**THE TASK:**
Identify every line in the records below that contains the word "Panel", and reproduce each one.

[Records from a data source]
[start]

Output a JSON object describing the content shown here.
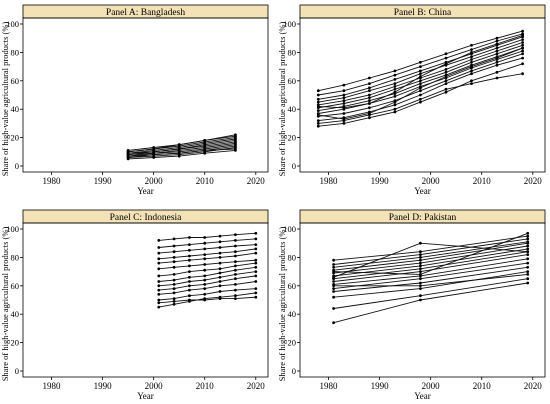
{
  "chart_data": [
    {
      "type": "line",
      "panel": "Panel A: Bangladesh",
      "xlabel": "Year",
      "ylabel": "Share of high-value agricultural products (%)",
      "xlim": [
        1975,
        2022
      ],
      "ylim": [
        0,
        100
      ],
      "xticks": [
        1980,
        1990,
        2000,
        2010,
        2020
      ],
      "yticks": [
        0,
        20,
        40,
        60,
        80,
        100
      ],
      "grid": false,
      "legend": "none",
      "header_color": "#f2e2b6",
      "series": [
        {
          "x": [
            1995,
            2000,
            2005,
            2010,
            2016
          ],
          "y": [
            5,
            6,
            7,
            9,
            11
          ]
        },
        {
          "x": [
            1995,
            2000,
            2005,
            2010,
            2016
          ],
          "y": [
            6,
            7,
            8,
            10,
            13
          ]
        },
        {
          "x": [
            1995,
            2000,
            2005,
            2010,
            2016
          ],
          "y": [
            7,
            8,
            9,
            11,
            14
          ]
        },
        {
          "x": [
            1995,
            2000,
            2005,
            2010,
            2016
          ],
          "y": [
            7,
            9,
            10,
            12,
            15
          ]
        },
        {
          "x": [
            1995,
            2000,
            2005,
            2010,
            2016
          ],
          "y": [
            8,
            9,
            11,
            13,
            16
          ]
        },
        {
          "x": [
            1995,
            2000,
            2005,
            2010,
            2016
          ],
          "y": [
            8,
            10,
            12,
            14,
            17
          ]
        },
        {
          "x": [
            1995,
            2000,
            2005,
            2010,
            2016
          ],
          "y": [
            9,
            10,
            12,
            15,
            18
          ]
        },
        {
          "x": [
            1995,
            2000,
            2005,
            2010,
            2016
          ],
          "y": [
            9,
            11,
            13,
            16,
            19
          ]
        },
        {
          "x": [
            1995,
            2000,
            2005,
            2010,
            2016
          ],
          "y": [
            10,
            12,
            14,
            17,
            20
          ]
        },
        {
          "x": [
            1995,
            2000,
            2005,
            2010,
            2016
          ],
          "y": [
            10,
            12,
            15,
            18,
            21
          ]
        },
        {
          "x": [
            1995,
            2000,
            2005,
            2010,
            2016
          ],
          "y": [
            6,
            8,
            9,
            11,
            12
          ]
        },
        {
          "x": [
            1995,
            2000,
            2005,
            2010,
            2016
          ],
          "y": [
            11,
            13,
            15,
            18,
            22
          ]
        }
      ]
    },
    {
      "type": "line",
      "panel": "Panel B: China",
      "xlabel": "Year",
      "ylabel": "Share of high-value agricultural products (%)",
      "xlim": [
        1975,
        2022
      ],
      "ylim": [
        0,
        100
      ],
      "xticks": [
        1980,
        1990,
        2000,
        2010,
        2020
      ],
      "yticks": [
        0,
        20,
        40,
        60,
        80,
        100
      ],
      "grid": false,
      "legend": "none",
      "header_color": "#f2e2b6",
      "series": [
        {
          "x": [
            1978,
            1983,
            1988,
            1993,
            1998,
            2003,
            2008,
            2013,
            2018
          ],
          "y": [
            28,
            30,
            34,
            38,
            45,
            52,
            60,
            66,
            72
          ]
        },
        {
          "x": [
            1978,
            1983,
            1988,
            1993,
            1998,
            2003,
            2008,
            2013,
            2018
          ],
          "y": [
            32,
            34,
            38,
            43,
            50,
            58,
            65,
            71,
            76
          ]
        },
        {
          "x": [
            1978,
            1983,
            1988,
            1993,
            1998,
            2003,
            2008,
            2013,
            2018
          ],
          "y": [
            35,
            37,
            41,
            46,
            53,
            60,
            67,
            73,
            79
          ]
        },
        {
          "x": [
            1978,
            1983,
            1988,
            1993,
            1998,
            2003,
            2008,
            2013,
            2018
          ],
          "y": [
            37,
            40,
            44,
            49,
            56,
            62,
            69,
            75,
            81
          ]
        },
        {
          "x": [
            1978,
            1983,
            1988,
            1993,
            1998,
            2003,
            2008,
            2013,
            2018
          ],
          "y": [
            39,
            42,
            46,
            51,
            58,
            64,
            71,
            77,
            83
          ]
        },
        {
          "x": [
            1978,
            1983,
            1988,
            1993,
            1998,
            2003,
            2008,
            2013,
            2018
          ],
          "y": [
            41,
            44,
            48,
            54,
            60,
            66,
            73,
            79,
            85
          ]
        },
        {
          "x": [
            1978,
            1983,
            1988,
            1993,
            1998,
            2003,
            2008,
            2013,
            2018
          ],
          "y": [
            43,
            46,
            50,
            56,
            62,
            68,
            75,
            81,
            87
          ]
        },
        {
          "x": [
            1978,
            1983,
            1988,
            1993,
            1998,
            2003,
            2008,
            2013,
            2018
          ],
          "y": [
            45,
            48,
            53,
            58,
            65,
            71,
            77,
            83,
            89
          ]
        },
        {
          "x": [
            1978,
            1983,
            1988,
            1993,
            1998,
            2003,
            2008,
            2013,
            2018
          ],
          "y": [
            47,
            50,
            55,
            61,
            67,
            73,
            79,
            85,
            91
          ]
        },
        {
          "x": [
            1978,
            1983,
            1988,
            1993,
            1998,
            2003,
            2008,
            2013,
            2018
          ],
          "y": [
            50,
            53,
            58,
            64,
            70,
            76,
            82,
            88,
            93
          ]
        },
        {
          "x": [
            1978,
            1983,
            1988,
            1993,
            1998,
            2003,
            2008,
            2013,
            2018
          ],
          "y": [
            53,
            57,
            62,
            67,
            73,
            79,
            85,
            90,
            95
          ]
        },
        {
          "x": [
            1978,
            1983,
            1988,
            1993,
            1998,
            2003,
            2008,
            2013,
            2018
          ],
          "y": [
            30,
            32,
            36,
            40,
            47,
            54,
            58,
            62,
            65
          ]
        },
        {
          "x": [
            1978,
            1983,
            1988,
            1993,
            1998,
            2003,
            2008,
            2013,
            2018
          ],
          "y": [
            42,
            41,
            44,
            52,
            63,
            72,
            80,
            86,
            92
          ]
        },
        {
          "x": [
            1978,
            1983,
            1988,
            1993,
            1998,
            2003,
            2008,
            2013,
            2018
          ],
          "y": [
            36,
            33,
            37,
            45,
            55,
            63,
            70,
            76,
            83
          ]
        }
      ]
    },
    {
      "type": "line",
      "panel": "Panel C: Indonesia",
      "xlabel": "Year",
      "ylabel": "Share of high-value agricultural products (%)",
      "xlim": [
        1975,
        2022
      ],
      "ylim": [
        0,
        100
      ],
      "xticks": [
        1980,
        1990,
        2000,
        2010,
        2020
      ],
      "yticks": [
        0,
        20,
        40,
        60,
        80,
        100
      ],
      "grid": false,
      "legend": "none",
      "header_color": "#f2e2b6",
      "series": [
        {
          "x": [
            2001,
            2004,
            2007,
            2010,
            2013,
            2016,
            2020
          ],
          "y": [
            45,
            47,
            49,
            51,
            52,
            53,
            55
          ]
        },
        {
          "x": [
            2001,
            2004,
            2007,
            2010,
            2013,
            2016,
            2020
          ],
          "y": [
            50,
            51,
            53,
            54,
            56,
            57,
            58
          ]
        },
        {
          "x": [
            2001,
            2004,
            2007,
            2010,
            2013,
            2016,
            2020
          ],
          "y": [
            54,
            55,
            57,
            58,
            60,
            61,
            63
          ]
        },
        {
          "x": [
            2001,
            2004,
            2007,
            2010,
            2013,
            2016,
            2020
          ],
          "y": [
            57,
            58,
            60,
            61,
            63,
            65,
            67
          ]
        },
        {
          "x": [
            2001,
            2004,
            2007,
            2010,
            2013,
            2016,
            2020
          ],
          "y": [
            60,
            61,
            63,
            64,
            66,
            68,
            70
          ]
        },
        {
          "x": [
            2001,
            2004,
            2007,
            2010,
            2013,
            2016,
            2020
          ],
          "y": [
            63,
            64,
            66,
            67,
            69,
            71,
            73
          ]
        },
        {
          "x": [
            2001,
            2004,
            2007,
            2010,
            2013,
            2016,
            2020
          ],
          "y": [
            67,
            68,
            70,
            71,
            72,
            74,
            76
          ]
        },
        {
          "x": [
            2001,
            2004,
            2007,
            2010,
            2013,
            2016,
            2020
          ],
          "y": [
            72,
            73,
            74,
            75,
            76,
            77,
            78
          ]
        },
        {
          "x": [
            2001,
            2004,
            2007,
            2010,
            2013,
            2016,
            2020
          ],
          "y": [
            76,
            77,
            78,
            79,
            80,
            81,
            83
          ]
        },
        {
          "x": [
            2001,
            2004,
            2007,
            2010,
            2013,
            2016,
            2020
          ],
          "y": [
            79,
            80,
            81,
            82,
            83,
            84,
            86
          ]
        },
        {
          "x": [
            2001,
            2004,
            2007,
            2010,
            2013,
            2016,
            2020
          ],
          "y": [
            83,
            84,
            85,
            86,
            87,
            88,
            89
          ]
        },
        {
          "x": [
            2001,
            2004,
            2007,
            2010,
            2013,
            2016,
            2020
          ],
          "y": [
            87,
            88,
            89,
            90,
            91,
            92,
            93
          ]
        },
        {
          "x": [
            2001,
            2004,
            2007,
            2010,
            2013,
            2016,
            2020
          ],
          "y": [
            92,
            93,
            94,
            94,
            95,
            96,
            97
          ]
        },
        {
          "x": [
            2001,
            2004,
            2007,
            2010,
            2013,
            2016,
            2020
          ],
          "y": [
            48,
            49,
            50,
            50,
            51,
            51,
            52
          ]
        }
      ]
    },
    {
      "type": "line",
      "panel": "Panel D: Pakistan",
      "xlabel": "Year",
      "ylabel": "Share of high-value agricultural products (%)",
      "xlim": [
        1975,
        2022
      ],
      "ylim": [
        0,
        100
      ],
      "xticks": [
        1980,
        1990,
        2000,
        2010,
        2020
      ],
      "yticks": [
        0,
        20,
        40,
        60,
        80,
        100
      ],
      "grid": false,
      "legend": "none",
      "header_color": "#f2e2b6",
      "series": [
        {
          "x": [
            1981,
            1998,
            2019
          ],
          "y": [
            34,
            50,
            62
          ]
        },
        {
          "x": [
            1981,
            1998,
            2019
          ],
          "y": [
            44,
            53,
            65
          ]
        },
        {
          "x": [
            1981,
            1998,
            2019
          ],
          "y": [
            52,
            58,
            70
          ]
        },
        {
          "x": [
            1981,
            1998,
            2019
          ],
          "y": [
            56,
            62,
            73
          ]
        },
        {
          "x": [
            1981,
            1998,
            2019
          ],
          "y": [
            58,
            65,
            76
          ]
        },
        {
          "x": [
            1981,
            1998,
            2019
          ],
          "y": [
            61,
            67,
            79
          ]
        },
        {
          "x": [
            1981,
            1998,
            2019
          ],
          "y": [
            63,
            70,
            82
          ]
        },
        {
          "x": [
            1981,
            1998,
            2019
          ],
          "y": [
            65,
            72,
            84
          ]
        },
        {
          "x": [
            1981,
            1998,
            2019
          ],
          "y": [
            67,
            74,
            86
          ]
        },
        {
          "x": [
            1981,
            1998,
            2019
          ],
          "y": [
            69,
            76,
            88
          ]
        },
        {
          "x": [
            1981,
            1998,
            2019
          ],
          "y": [
            71,
            78,
            90
          ]
        },
        {
          "x": [
            1981,
            1998,
            2019
          ],
          "y": [
            73,
            80,
            91
          ]
        },
        {
          "x": [
            1981,
            1998,
            2019
          ],
          "y": [
            75,
            82,
            93
          ]
        },
        {
          "x": [
            1981,
            1998,
            2019
          ],
          "y": [
            78,
            84,
            95
          ]
        },
        {
          "x": [
            1981,
            1998,
            2019
          ],
          "y": [
            66,
            90,
            84
          ]
        },
        {
          "x": [
            1981,
            1998,
            2019
          ],
          "y": [
            60,
            60,
            68
          ]
        },
        {
          "x": [
            1981,
            1998,
            2019
          ],
          "y": [
            70,
            68,
            97
          ]
        }
      ]
    }
  ]
}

[end]

**FINISHED TASK:**
      "panel": "Panel A: Bangladesh",
      "panel": "Panel B: China",
      "panel": "Panel C: Indonesia",
      "panel": "Panel D: Pakistan",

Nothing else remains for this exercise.